YOUR TASK
Please retype the entries below word for word, passing over every picture.

EXCERPTED RECORDS

··········

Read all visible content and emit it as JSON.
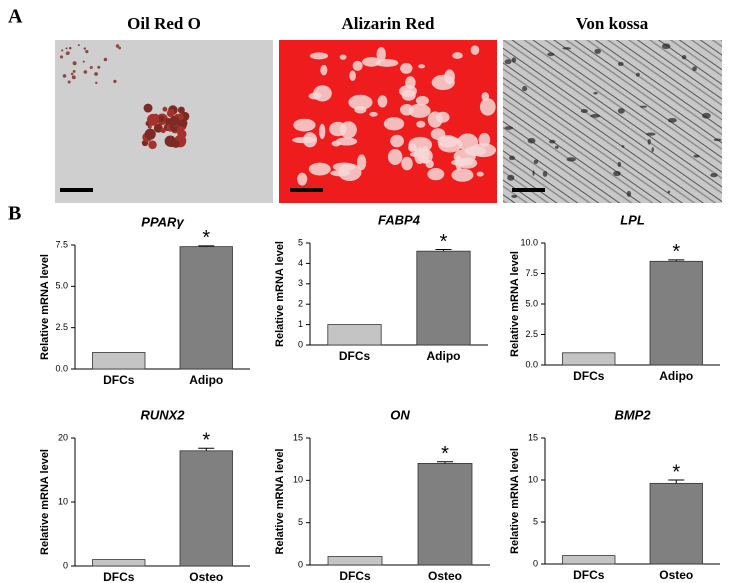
{
  "panel_labels": [
    "A",
    "B"
  ],
  "images": [
    {
      "title": "Oil Red O"
    },
    {
      "title": "Alizarin Red"
    },
    {
      "title": "Von kossa"
    }
  ],
  "chart_data": [
    {
      "type": "bar",
      "title": "PPARγ",
      "y_label": "Relative mRNA level",
      "categories": [
        "DFCs",
        "Adipo"
      ],
      "values": [
        1,
        7.4
      ],
      "errors": [
        null,
        0.05
      ],
      "colors": [
        "#c4c4c4",
        "#808080"
      ],
      "annotation": "*",
      "ylim": [
        0,
        7.5
      ],
      "yticks": [
        {
          "value": 0,
          "label": "0.0"
        },
        {
          "value": 2.5,
          "label": "2.5"
        },
        {
          "value": 5,
          "label": "5.0"
        },
        {
          "value": 7.5,
          "label": "7.5"
        }
      ]
    },
    {
      "type": "bar",
      "title": "FABP4",
      "y_label": "Relative mRNA level",
      "categories": [
        "DFCs",
        "Adipo"
      ],
      "values": [
        1,
        4.6
      ],
      "errors": [
        null,
        0.08
      ],
      "colors": [
        "#c4c4c4",
        "#808080"
      ],
      "annotation": "*",
      "ylim": [
        0,
        5
      ],
      "yticks": [
        0,
        1,
        2,
        3,
        4,
        5
      ]
    },
    {
      "type": "bar",
      "title": "LPL",
      "y_label": "Relative mRNA level",
      "categories": [
        "DFCs",
        "Adipo"
      ],
      "values": [
        1,
        8.5
      ],
      "errors": [
        null,
        0.12
      ],
      "colors": [
        "#c4c4c4",
        "#808080"
      ],
      "annotation": "*",
      "ylim": [
        0,
        10
      ],
      "yticks": [
        {
          "value": 0,
          "label": "0.0"
        },
        {
          "value": 2.5,
          "label": "2.5"
        },
        {
          "value": 5,
          "label": "5.0"
        },
        {
          "value": 7.5,
          "label": "7.5"
        },
        {
          "value": 10,
          "label": "10.0"
        }
      ]
    },
    {
      "type": "bar",
      "title": "RUNX2",
      "y_label": "Relative mRNA level",
      "categories": [
        "DFCs",
        "Osteo"
      ],
      "values": [
        1,
        18
      ],
      "errors": [
        null,
        0.4
      ],
      "colors": [
        "#c4c4c4",
        "#808080"
      ],
      "annotation": "*",
      "ylim": [
        0,
        20
      ],
      "yticks": [
        0,
        10,
        20
      ]
    },
    {
      "type": "bar",
      "title": "ON",
      "y_label": "Relative mRNA level",
      "categories": [
        "DFCs",
        "Osteo"
      ],
      "values": [
        1,
        12
      ],
      "errors": [
        null,
        0.2
      ],
      "colors": [
        "#c4c4c4",
        "#808080"
      ],
      "annotation": "*",
      "ylim": [
        0,
        15
      ],
      "yticks": [
        0,
        5,
        10,
        15
      ]
    },
    {
      "type": "bar",
      "title": "BMP2",
      "y_label": "Relative mRNA level",
      "categories": [
        "DFCs",
        "Osteo"
      ],
      "values": [
        1,
        9.6
      ],
      "errors": [
        null,
        0.4
      ],
      "colors": [
        "#c4c4c4",
        "#808080"
      ],
      "annotation": "*",
      "ylim": [
        0,
        15
      ],
      "yticks": [
        0,
        5,
        10,
        15
      ]
    }
  ]
}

··········

RESULT OF THIS TASK
Read all visible content and emit it as JSON.
{
  "panel_labels": [
    "A",
    "B"
  ],
  "images": [
    {
      "title": "Oil Red O"
    },
    {
      "title": "Alizarin Red"
    },
    {
      "title": "Von kossa"
    }
  ],
  "chart_data": [
    {
      "type": "bar",
      "title": "PPARγ",
      "y_label": "Relative mRNA level",
      "categories": [
        "DFCs",
        "Adipo"
      ],
      "values": [
        1,
        7.4
      ],
      "errors": [
        null,
        0.05
      ],
      "colors": [
        "#c4c4c4",
        "#808080"
      ],
      "annotation": "*",
      "ylim": [
        0,
        7.5
      ],
      "yticks": [
        {
          "value": 0,
          "label": "0.0"
        },
        {
          "value": 2.5,
          "label": "2.5"
        },
        {
          "value": 5,
          "label": "5.0"
        },
        {
          "value": 7.5,
          "label": "7.5"
        }
      ]
    },
    {
      "type": "bar",
      "title": "FABP4",
      "y_label": "Relative mRNA level",
      "categories": [
        "DFCs",
        "Adipo"
      ],
      "values": [
        1,
        4.6
      ],
      "errors": [
        null,
        0.08
      ],
      "colors": [
        "#c4c4c4",
        "#808080"
      ],
      "annotation": "*",
      "ylim": [
        0,
        5
      ],
      "yticks": [
        0,
        1,
        2,
        3,
        4,
        5
      ]
    },
    {
      "type": "bar",
      "title": "LPL",
      "y_label": "Relative mRNA level",
      "categories": [
        "DFCs",
        "Adipo"
      ],
      "values": [
        1,
        8.5
      ],
      "errors": [
        null,
        0.12
      ],
      "colors": [
        "#c4c4c4",
        "#808080"
      ],
      "annotation": "*",
      "ylim": [
        0,
        10
      ],
      "yticks": [
        {
          "value": 0,
          "label": "0.0"
        },
        {
          "value": 2.5,
          "label": "2.5"
        },
        {
          "value": 5,
          "label": "5.0"
        },
        {
          "value": 7.5,
          "label": "7.5"
        },
        {
          "value": 10,
          "label": "10.0"
        }
      ]
    },
    {
      "type": "bar",
      "title": "RUNX2",
      "y_label": "Relative mRNA level",
      "categories": [
        "DFCs",
        "Osteo"
      ],
      "values": [
        1,
        18
      ],
      "errors": [
        null,
        0.4
      ],
      "colors": [
        "#c4c4c4",
        "#808080"
      ],
      "annotation": "*",
      "ylim": [
        0,
        20
      ],
      "yticks": [
        0,
        10,
        20
      ]
    },
    {
      "type": "bar",
      "title": "ON",
      "y_label": "Relative mRNA level",
      "categories": [
        "DFCs",
        "Osteo"
      ],
      "values": [
        1,
        12
      ],
      "errors": [
        null,
        0.2
      ],
      "colors": [
        "#c4c4c4",
        "#808080"
      ],
      "annotation": "*",
      "ylim": [
        0,
        15
      ],
      "yticks": [
        0,
        5,
        10,
        15
      ]
    },
    {
      "type": "bar",
      "title": "BMP2",
      "y_label": "Relative mRNA level",
      "categories": [
        "DFCs",
        "Osteo"
      ],
      "values": [
        1,
        9.6
      ],
      "errors": [
        null,
        0.4
      ],
      "colors": [
        "#c4c4c4",
        "#808080"
      ],
      "annotation": "*",
      "ylim": [
        0,
        15
      ],
      "yticks": [
        0,
        5,
        10,
        15
      ]
    }
  ]
}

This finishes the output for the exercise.